** Begin **
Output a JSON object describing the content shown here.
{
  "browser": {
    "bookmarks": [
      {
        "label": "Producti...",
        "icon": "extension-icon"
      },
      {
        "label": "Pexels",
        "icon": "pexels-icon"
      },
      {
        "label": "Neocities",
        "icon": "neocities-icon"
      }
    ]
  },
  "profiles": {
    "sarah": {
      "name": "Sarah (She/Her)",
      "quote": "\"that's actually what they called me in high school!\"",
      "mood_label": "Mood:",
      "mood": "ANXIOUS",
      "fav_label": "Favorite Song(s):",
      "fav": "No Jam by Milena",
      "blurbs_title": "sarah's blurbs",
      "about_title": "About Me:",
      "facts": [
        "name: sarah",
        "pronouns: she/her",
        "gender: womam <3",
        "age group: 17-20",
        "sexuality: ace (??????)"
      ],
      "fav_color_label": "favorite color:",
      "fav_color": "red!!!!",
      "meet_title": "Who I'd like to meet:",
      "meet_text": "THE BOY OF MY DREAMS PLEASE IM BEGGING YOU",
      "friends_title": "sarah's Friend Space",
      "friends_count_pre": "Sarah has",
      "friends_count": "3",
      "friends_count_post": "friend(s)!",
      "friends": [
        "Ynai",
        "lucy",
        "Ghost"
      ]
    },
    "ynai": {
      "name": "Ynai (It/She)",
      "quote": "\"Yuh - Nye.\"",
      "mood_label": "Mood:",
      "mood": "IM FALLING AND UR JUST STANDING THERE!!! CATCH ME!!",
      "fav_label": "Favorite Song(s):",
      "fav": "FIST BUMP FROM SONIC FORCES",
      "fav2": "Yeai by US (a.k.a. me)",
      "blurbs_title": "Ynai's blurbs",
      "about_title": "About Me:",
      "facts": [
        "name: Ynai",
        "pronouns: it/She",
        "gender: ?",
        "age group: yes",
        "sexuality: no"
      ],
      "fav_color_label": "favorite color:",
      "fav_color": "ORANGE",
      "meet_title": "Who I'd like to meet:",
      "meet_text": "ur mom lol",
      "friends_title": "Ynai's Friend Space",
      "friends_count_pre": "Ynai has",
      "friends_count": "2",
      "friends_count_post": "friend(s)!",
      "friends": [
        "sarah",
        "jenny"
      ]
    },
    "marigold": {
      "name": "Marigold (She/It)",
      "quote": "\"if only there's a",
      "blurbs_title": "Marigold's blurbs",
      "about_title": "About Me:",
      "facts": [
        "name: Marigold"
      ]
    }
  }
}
** End **
#### DIRECTIONS:
Output the full listing without altering anything.

#### EXERCISE RESPONSE:
Output a JSON object describing the content shown here.
{
  "browser": {
    "bookmarks": [
      {
        "label": "Producti...",
        "icon": "extension-icon"
      },
      {
        "label": "Pexels",
        "icon": "pexels-icon"
      },
      {
        "label": "Neocities",
        "icon": "neocities-icon"
      }
    ]
  },
  "profiles": {
    "sarah": {
      "name": "Sarah (She/Her)",
      "quote": "\"that's actually what they called me in high school!\"",
      "mood_label": "Mood:",
      "mood": "ANXIOUS",
      "fav_label": "Favorite Song(s):",
      "fav": "No Jam by Milena",
      "blurbs_title": "sarah's blurbs",
      "about_title": "About Me:",
      "facts": [
        "name: sarah",
        "pronouns: she/her",
        "gender: womam <3",
        "age group: 17-20",
        "sexuality: ace (??????)"
      ],
      "fav_color_label": "favorite color:",
      "fav_color": "red!!!!",
      "meet_title": "Who I'd like to meet:",
      "meet_text": "THE BOY OF MY DREAMS PLEASE IM BEGGING YOU",
      "friends_title": "sarah's Friend Space",
      "friends_count_pre": "Sarah has",
      "friends_count": "3",
      "friends_count_post": "friend(s)!",
      "friends": [
        "Ynai",
        "lucy",
        "Ghost"
      ]
    },
    "ynai": {
      "name": "Ynai (It/She)",
      "quote": "\"Yuh - Nye.\"",
      "mood_label": "Mood:",
      "mood": "IM FALLING AND UR JUST STANDING THERE!!! CATCH ME!!",
      "fav_label": "Favorite Song(s):",
      "fav": "FIST BUMP FROM SONIC FORCES",
      "fav2": "Yeai by US (a.k.a. me)",
      "blurbs_title": "Ynai's blurbs",
      "about_title": "About Me:",
      "facts": [
        "name: Ynai",
        "pronouns: it/She",
        "gender: ?",
        "age group: yes",
        "sexuality: no"
      ],
      "fav_color_label": "favorite color:",
      "fav_color": "ORANGE",
      "meet_title": "Who I'd like to meet:",
      "meet_text": "ur mom lol",
      "friends_title": "Ynai's Friend Space",
      "friends_count_pre": "Ynai has",
      "friends_count": "2",
      "friends_count_post": "friend(s)!",
      "friends": [
        "sarah",
        "jenny"
      ]
    },
    "marigold": {
      "name": "Marigold (She/It)",
      "quote": "\"if only there's a",
      "blurbs_title": "Marigold's blurbs",
      "about_title": "About Me:",
      "facts": [
        "name: Marigold"
      ]
    }
  }
}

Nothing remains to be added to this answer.